Document segment START

With OP_MULTISHA256 we need to hash the ScriptPubkey to compare it (or, if we only have OP_TXHASH, it’s already hashed):

# ScriptPubkey, Taproot key is on stack.

OP_SHA256
# Prepend "OP_1 32" to make Taproot v1 ScriptPubkey
OP_PUSHDATA1 2 0x51 0x20
2 OP_MULTISHA256

# SHA256(ScriptPubkey) == SHA256(0x51 0x20 taproot)
OP_EQUALVERIFY

Making a More Complete Taproot, in Script

That covers the “one key, one script” case.

If we have more than one taproot leaf, we need to perform the merkle on them, rather than simply use the taproot leaf directly. Let’s assume for simplicity that we have two scripts:

  1. Produce the tagged leaf hash for scripts, call them H1 and H2.
  2. If H1 < H2, merkle is TaggedHash("TapBranch", H1 + H2), otherwise TaggedHash("TapBranch", H2 + H1)

Step 1: Tagged Hash

We’ve done this before, it’s just Step 1 as before.

Step 2: Compare and Hash: We Need OP_LESS or OP_CONDSWAP

Unfortunately, all the arithmetic functions except OP_EQUAL only take CScriptNums, so we need a new opcode to compare 32-byte blobs. Minimally, this would be OP_LESS, though OP_CONDSWAP (put lesser one on top of stack) is possible too. In our case we don’t care what happens in unequal lengths, but if we assume big-endian values are most likely, we could zero-prepend to the shorter value before comparing.

The result looks like this:

# Hash1, Hash2 are on the stack.

# Put lesser hash top of stack if not already
OP_LESS
OP_NOTIF OP_SWAP OP_ENDIF

OP_PUSHDATA1 9 "TapBranch"
OP_SHA256
OP_DUP

4 OP_MULTISHA256

Or, using OP_CAT and OP_CONDSWAP:

# Hash1, Hash2 are on the stack.

# Put lesser hash top of stack if not already
OP_CONDSWAP

OP_PUSHDATA1 9 "TapBranch"
OP_SHA256
OP_DUP

OP_CAT
OP_CAT
OP_CAT
OP_SHA256

So now we can make arbitrarily complex merkle trees from parts, in Script!

Making More Useful Templates: Reducing the Power of OP_SUCCESS

Allowing the covenant spender to specify a script branch of their own is OK if we simply want a condition which is “… OR anything you want”. But that’s not generally useful: consider vaults, where you want to enforce a delay, after which they can spend. In this case, we want “… AND anything you want”.

We can, of course, insist that the script they provide starts with 1000 OP_CHECKSEQUENCEVERIFY. But because any unknown opcode causes immediate script success (without actually executing anything), they can override this test by simply inserting an invalid opcode in the remainder of the script!

Document segment END
Data excerpts START

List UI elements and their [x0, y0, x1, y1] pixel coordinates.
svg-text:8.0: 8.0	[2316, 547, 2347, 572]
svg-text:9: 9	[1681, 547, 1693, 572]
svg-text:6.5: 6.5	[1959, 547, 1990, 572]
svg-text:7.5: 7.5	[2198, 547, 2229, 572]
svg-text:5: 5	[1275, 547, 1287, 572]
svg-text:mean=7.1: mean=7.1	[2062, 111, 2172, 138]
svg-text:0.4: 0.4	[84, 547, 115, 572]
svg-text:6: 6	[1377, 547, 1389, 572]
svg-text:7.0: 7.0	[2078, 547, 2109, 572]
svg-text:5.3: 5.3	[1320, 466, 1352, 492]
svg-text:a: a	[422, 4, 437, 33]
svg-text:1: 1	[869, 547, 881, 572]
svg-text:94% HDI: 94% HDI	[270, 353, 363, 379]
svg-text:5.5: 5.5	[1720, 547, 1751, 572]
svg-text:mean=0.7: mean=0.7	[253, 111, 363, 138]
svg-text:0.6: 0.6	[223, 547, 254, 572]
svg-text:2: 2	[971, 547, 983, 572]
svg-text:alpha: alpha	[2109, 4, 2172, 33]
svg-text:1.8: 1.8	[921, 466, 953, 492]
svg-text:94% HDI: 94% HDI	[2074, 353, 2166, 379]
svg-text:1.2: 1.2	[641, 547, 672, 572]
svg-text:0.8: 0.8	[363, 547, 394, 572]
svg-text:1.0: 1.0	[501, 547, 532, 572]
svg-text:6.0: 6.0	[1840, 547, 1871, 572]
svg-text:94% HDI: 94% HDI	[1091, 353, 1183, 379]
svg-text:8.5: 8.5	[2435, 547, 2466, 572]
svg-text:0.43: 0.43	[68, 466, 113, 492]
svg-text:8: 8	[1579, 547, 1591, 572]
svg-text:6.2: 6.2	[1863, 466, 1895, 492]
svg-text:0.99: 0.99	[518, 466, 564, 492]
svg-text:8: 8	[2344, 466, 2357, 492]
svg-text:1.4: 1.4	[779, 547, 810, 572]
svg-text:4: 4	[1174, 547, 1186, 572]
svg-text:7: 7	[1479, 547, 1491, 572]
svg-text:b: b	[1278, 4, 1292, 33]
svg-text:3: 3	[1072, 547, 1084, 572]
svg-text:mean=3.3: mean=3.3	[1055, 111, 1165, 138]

Data excerpts END

Problems and tasks:
(A) Do these statements agree with the Taproot script text? Answer yes or no for each and quote the words that decide it. (i) Every arithmetic function except OP_EQUAL takes only CScriptNums. (ii) OP_CONDSWAP puts the greater value on top of the stack. (iii) An unknown opcode causes immediate script failure.
(B) Can you pick up the Taproot script text after its last sentence and continue it?
The entries have nothing to do with the Taproot script text.

Answer section:
(A)
(i) Yes: "all the arithmetic functions except OP_EQUAL only take CScriptNums"
(ii) No: "OP_CONDSWAP (put lesser one on top of stack)"
(iii) No: "any unknown opcode causes immediate script success (without actually executing anything)"

(B)
There are two ways I can see to resolve this: one is delegation, where the remainder of the script is popped off the stack (OP_POPSCRIPT?). You would simply insist that the script they provide be exactly 1000 OP_CHECKSEQUENCEVERIFY OP_POPSCRIPT.

The other way is to weaken OP_SUCCESSx opcodes. This must be done carefully! In particular, we can use a separator, such as OP_SEPARATOR, and change the semantics of OP_SUCCESSx:

  • If there is an OP_SEPARATOR before OP_SUCCESSx:
    • Consider the part before the OP_SEPARATOR:
      • if (number of OP_IF) + (number of OP_NOTIF) > (number of OP_ENDIF): fail
      • Otherwise execute it as normal: if it fails, fail.
  • Succeed the script

This insulates a prefix from OP_SUCCESSx, but care has to be taken that it is a complete script fragment: a future OP_SUCCESSx definition must not turn an invalid script into a valid one (by revealing an OP_ENDIF which would make the script valid).

Summary

I’ve tried to look at what it would take to make generic convenants in Script: ones which can meaningfully interrogate spending conditions assuming some way (e.g. OP_TXHASH) of accessing an output’s script. There are reasons to believe this is desirable (beyond a completeness argument): vaulting in particular requires this.

We need three new Script opcodes: I’ve proposed OP_MULTISHA256, OP_KEYADDTWEAK and OP_LESS, and a (soft-fork) revision to treatment of OP_SUCCESSx. None of these are grossly complex.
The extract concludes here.